▶ _ОТРЫВОК_
<<<<

Ранние годы моей жизни (Фет)/1893 (ДО)/64

Материал из Викитеки — свободной библиотеки
Ранніе годы моей жизни — Глава LXIV
авторъ Аѳанасій Аѳанасьевичъ Фетъ
Источникъ: Аѳанасій Аѳанасьевичъ Фетъ. Ранніе годы моей жизни. — Москва: Товарищество типографіи А. И. Мамонтова, 1893. — С. 507—516.

[507]
LXIV
Смотръ ювкеровъ. — Церемоніальный маршъ. — Центавръ. — Маневры. — Царскій обѣдъ. — Бондыревъ.

Возвращаюсь въ русло послѣдовательныхъ событій.

Желая предварительно осмотрѣть въ конномъ строю всѣхъ юнкеровъ, имѣющихъ право явиться на смотръ государя, корпусный командиръ приказалъ имъ явиться ко мнѣ, какъ къ адъютанту перваго въ корпусѣ полка, на Ковалевку, на площадь передъ дворцомъ, а мнѣ, выстроивши ихъ по порядку полковъ, ожидать прибытія къ 10 часамъ утра его выс—пр—а барона Офенберга.

Такъ какъ корпусъ состоялъ изъ четырехъ кирасирскихъ, четырехъ уланскихъ и двухъ гусарскихъ полковъ, то неудивительно, что на смотръ явилось отъ 15 — 20 юнкеровъ, представлявшихъ въ конномъ строю шеренгу въ 20 саж.

>>>>

▶ _ЗАДАНИЯ_
(1) Назовите все виды полков, из которых, согласно отрывку, состоял корпус, и укажите число полков каждого вида.
(2) Переведите на английский язык предложение из отрывка: «Возвращаюсь въ русло послѣдовательныхъ событій».
(3) Допишите отрывок о смотре юнкеров, начиная сразу после его последнего предложения.

▶ _ИСХОДНЫЕ ДАННЫЕ_
<<<<

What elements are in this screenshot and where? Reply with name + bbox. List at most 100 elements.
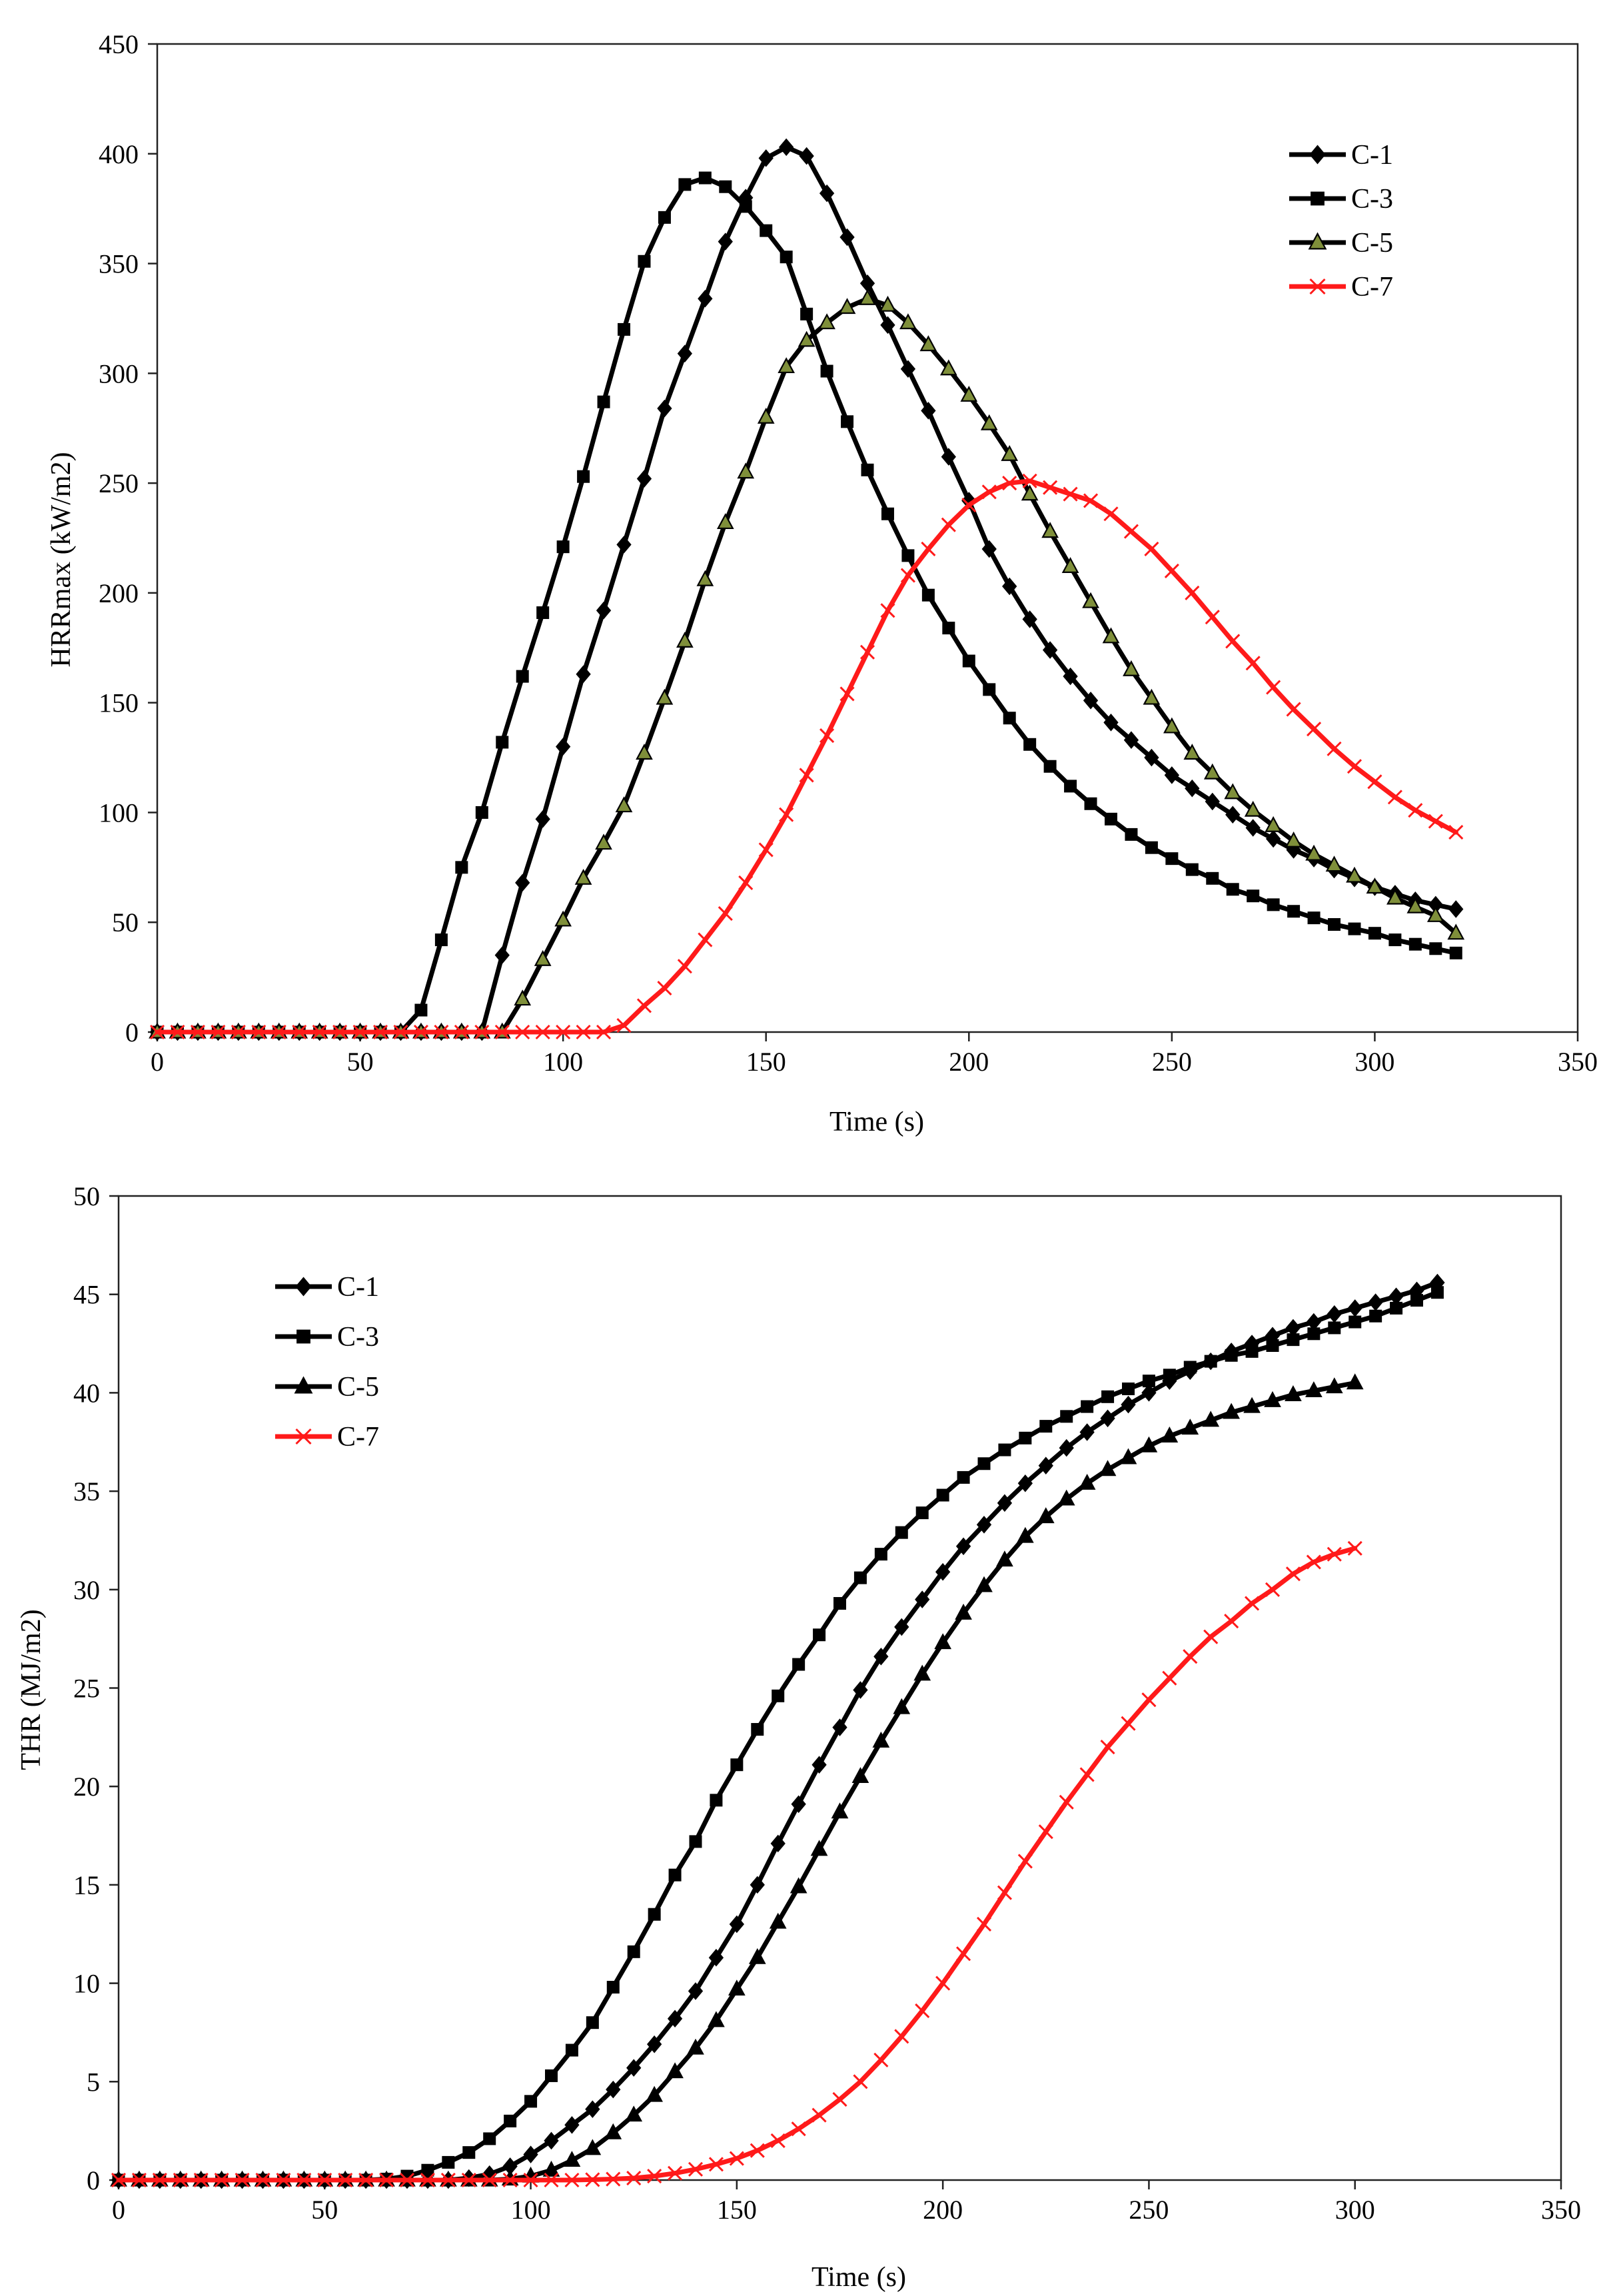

>>>>

▶ _ОТВЕТЫ К ЗАДАНИЯМ_
(1) Кирасирские полки — четыре, уланские полки — четыре, гусарские полки — два.

(2) I return to the course of consecutive events.

(3)
Выстроивъ юнкеровъ по порядку полковъ и сказавши: вольно! я, укрываясь отъ жары, взбѣжалъ по деревяннымъ кладкамъ во дворецъ покурить. Это было единственный разъ, что я побывалъ въ недостроенномъ еще дворцѣ. Но вотъ назначенный часъ приближался, и юнкера мои выравнялись въ одну линію съ правильностью чертежа.

Началась манежная ѣзда справа по одному съ захватомъ большаго пространства вокругъ пѣшаго корпуснаго командира. Генералъ видимо былъ доволенъ юнкерами и подъ конецъ скомандовалъ строиться снова въ первоначальную шеренгу. Когда команда была исполнена, Офенбергъ [508]скомандовалъ шеренгѣ: „правое плечо впередъ, кругомъ! въ карьеръ!“

Исполненіе такого движенія безъ предварительной подготовки чрезвычайно трудно, такъ какъ требуетъ вѣрнаго глазомѣра праваго фланговаго при описаніи полнаго круга. При этомъ всѣ ниже-стоящіе должны единовременно обращать вдвойнѣ вниманіе: равняясь направо не отрываться налѣво.

Пока пыль отъ остановившейся шеренги разсѣявалась, я видѣлъ, какъ одинъ оторвавшійся отъ нижестоящаго поспѣшно принялъ влѣво, открывая такимъ образомъ прогалокъ между собой и слѣдующимъ вправо.

Въ этотъ прогалокъ и направился Офенбергъ, за которымъ и я послѣдовалъ.

— Ви болванъ! съ прибавленіемъ непечатнаго слова, сказалъ генералъ, обращаясь къ невиновному юнкеру.

— Ваше выс—пр—о, сказалъ я, взявшись подъ козырекъ и нагибаясь къ уху корпуснаго командира: онъ невиноватъ, оторвался нижестоящій.

— Ну, тогда ви болванъ! опять съ прибавленіемъ непечатнаго слова флегматически сказалъ нижеслѣдующему генералъ: ви дворянинъ, ви должны думатъ.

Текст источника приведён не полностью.